"""

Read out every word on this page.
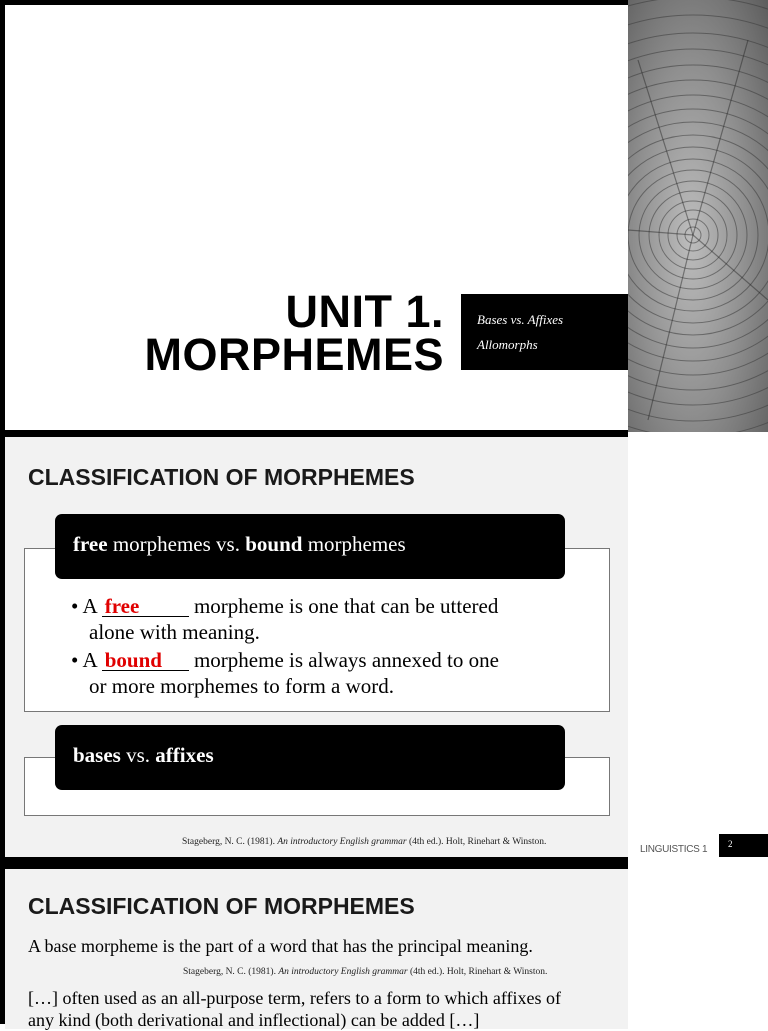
UNIT 1.
MORPHEMES
Bases vs. Affixes
Allomorphs
CLASSIFICATION OF MORPHEMES
free morphemes vs. bound morphemes
• A free morpheme is one that can be uttered
alone with meaning.
• A bound morpheme is always annexed to one
or more morphemes to form a word.
bases vs. affixes
Stageberg, N. C. (1981). An introductory English grammar (4th ed.). Holt, Rinehart & Winston.
LINGUISTICS 1 2
CLASSIFICATION OF MORPHEMES
A base morpheme is the part of a word that has the principal meaning.
Stageberg, N. C. (1981). An introductory English grammar (4th ed.). Holt, Rinehart & Winston.
[…] often used as an all-purpose term, refers to a form to which affixes of
any kind (both derivational and inflectional) can be added […]
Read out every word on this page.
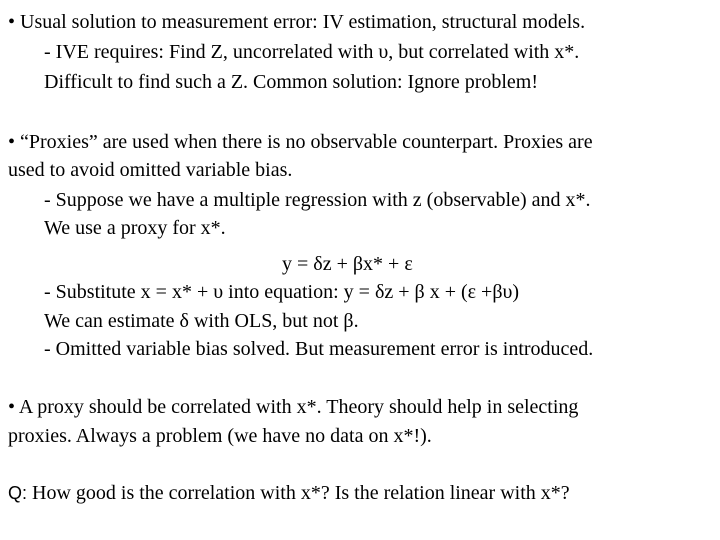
• Usual solution to measurement error: IV estimation, structural models.
- IVE requires: Find Z, uncorrelated with υ, but correlated with x*.
Difficult to find such a Z. Common solution: Ignore problem!
• “Proxies” are used when there is no observable counterpart. Proxies are
used to avoid omitted variable bias.
- Suppose we have a multiple regression with z (observable) and x*.
We use a proxy for x*.
y = δz + βx* + ε
- Substitute x = x* + υ into equation: y = δz + β x + (ε +βυ)
We can estimate δ with OLS, but not β.
- Omitted variable bias solved. But measurement error is introduced.
• A proxy should be correlated with x*. Theory should help in selecting
proxies. Always a problem (we have no data on x*!).
Q: How good is the correlation with x*? Is the relation linear with x*?
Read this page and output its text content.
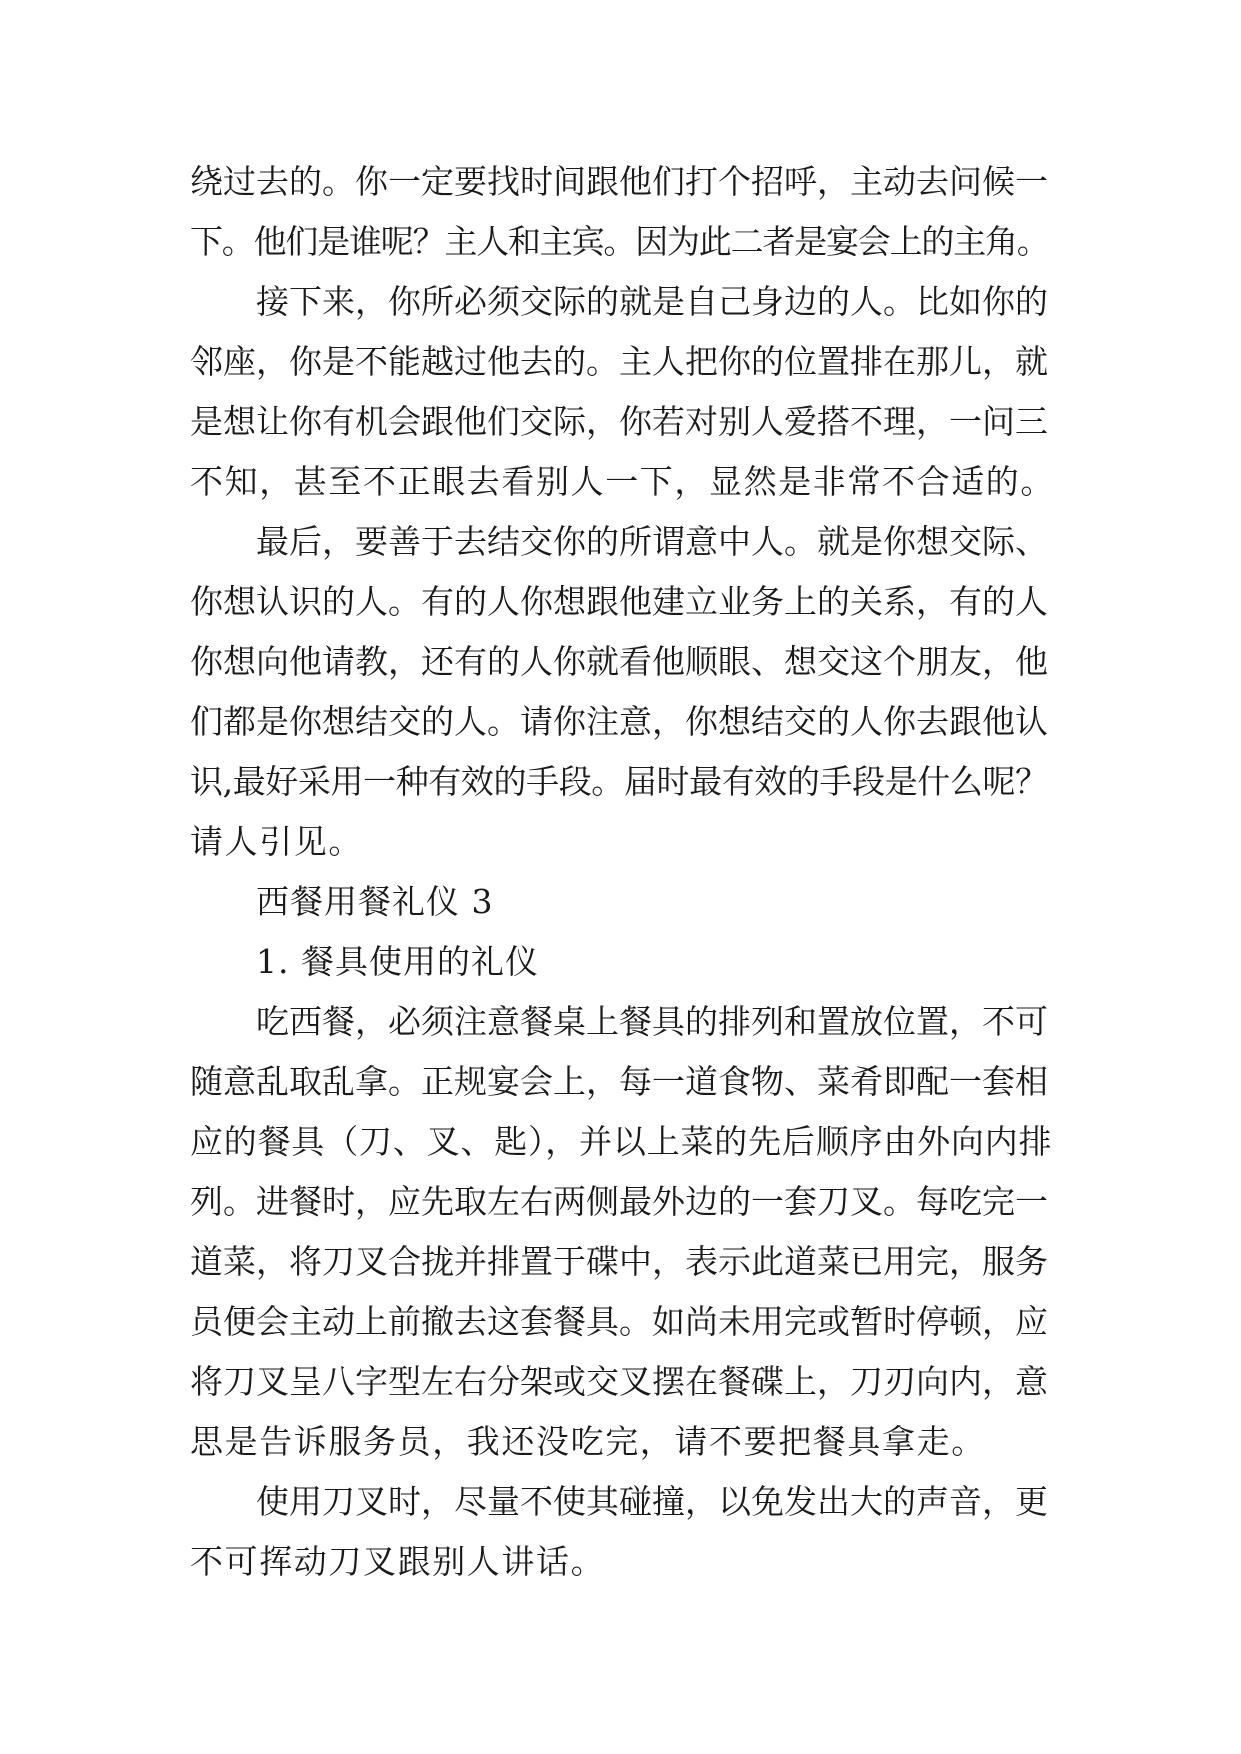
绕过去的。你一定要找时间跟他们打个招呼，主动去问候一
下。他们是谁呢？主人和主宾。因为此二者是宴会上的主角。
接下来，你所必须交际的就是自己身边的人。比如你的
邻座，你是不能越过他去的。主人把你的位置排在那儿，就
是想让你有机会跟他们交际，你若对别人爱搭不理，一问三
不知，甚至不正眼去看别人一下，显然是非常不合适的。
最后，要善于去结交你的所谓意中人。就是你想交际、
你想认识的人。有的人你想跟他建立业务上的关系，有的人
你想向他请教，还有的人你就看他顺眼、想交这个朋友，他
们都是你想结交的人。请你注意，你想结交的人你去跟他认
识,最好采用一种有效的手段。届时最有效的手段是什么呢？
请人引见。
西餐用餐礼仪 3
1. 餐具使用的礼仪
吃西餐，必须注意餐桌上餐具的排列和置放位置，不可
随意乱取乱拿。正规宴会上，每一道食物、菜肴即配一套相
应的餐具（刀、叉、匙），并以上菜的先后顺序由外向内排
列。进餐时，应先取左右两侧最外边的一套刀叉。每吃完一
道菜，将刀叉合拢并排置于碟中，表示此道菜已用完，服务
员便会主动上前撤去这套餐具。如尚未用完或暂时停顿，应
将刀叉呈八字型左右分架或交叉摆在餐碟上，刀刃向内，意
思是告诉服务员，我还没吃完，请不要把餐具拿走。
使用刀叉时，尽量不使其碰撞，以免发出大的声音，更
不可挥动刀叉跟别人讲话。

"""

§ **What is expected**: Without the pictures, print the records in full, exactly as they appear.

§ **Worked solution**:
Read out every word on this page.
UNIT 1.
MORPHEMES
Bases vs. Affixes
Allomorphs
CLASSIFICATION OF MORPHEMES
free morphemes vs. bound morphemes
• A free morpheme is one that can be uttered
alone with meaning.
• A bound morpheme is always annexed to one
or more morphemes to form a word.
bases vs. affixes
Stageberg, N. C. (1981). An introductory English grammar (4th ed.). Holt, Rinehart & Winston.
LINGUISTICS 1 2
CLASSIFICATION OF MORPHEMES
A base morpheme is the part of a word that has the principal meaning.
Stageberg, N. C. (1981). An introductory English grammar (4th ed.). Holt, Rinehart & Winston.
[…] often used as an all-purpose term, refers to a form to which affixes of
any kind (both derivational and inflectional) can be added […]
Read out every word on this page.
• Usual solution to measurement error: IV estimation, structural models.
- IVE requires: Find Z, uncorrelated with υ, but correlated with x*.
Difficult to find such a Z. Common solution: Ignore problem!
• “Proxies” are used when there is no observable counterpart. Proxies are
used to avoid omitted variable bias.
- Suppose we have a multiple regression with z (observable) and x*.
We use a proxy for x*.
y = δz + βx* + ε
- Substitute x = x* + υ into equation: y = δz + β x + (ε +βυ)
We can estimate δ with OLS, but not β.
- Omitted variable bias solved. But measurement error is introduced.
• A proxy should be correlated with x*. Theory should help in selecting
proxies. Always a problem (we have no data on x*!).
Q: How good is the correlation with x*? Is the relation linear with x*?
Read this page and output its text content.
绕过去的。你一定要找时间跟他们打个招呼，主动去问候一
下。他们是谁呢？主人和主宾。因为此二者是宴会上的主角。
接下来，你所必须交际的就是自己身边的人。比如你的
邻座，你是不能越过他去的。主人把你的位置排在那儿，就
是想让你有机会跟他们交际，你若对别人爱搭不理，一问三
不知，甚至不正眼去看别人一下，显然是非常不合适的。
最后，要善于去结交你的所谓意中人。就是你想交际、
你想认识的人。有的人你想跟他建立业务上的关系，有的人
你想向他请教，还有的人你就看他顺眼、想交这个朋友，他
们都是你想结交的人。请你注意，你想结交的人你去跟他认
识,最好采用一种有效的手段。届时最有效的手段是什么呢？
请人引见。
西餐用餐礼仪 3
1. 餐具使用的礼仪
吃西餐，必须注意餐桌上餐具的排列和置放位置，不可
随意乱取乱拿。正规宴会上，每一道食物、菜肴即配一套相
应的餐具（刀、叉、匙），并以上菜的先后顺序由外向内排
列。进餐时，应先取左右两侧最外边的一套刀叉。每吃完一
道菜，将刀叉合拢并排置于碟中，表示此道菜已用完，服务
员便会主动上前撤去这套餐具。如尚未用完或暂时停顿，应
将刀叉呈八字型左右分架或交叉摆在餐碟上，刀刃向内，意
思是告诉服务员，我还没吃完，请不要把餐具拿走。
使用刀叉时，尽量不使其碰撞，以免发出大的声音，更
不可挥动刀叉跟别人讲话。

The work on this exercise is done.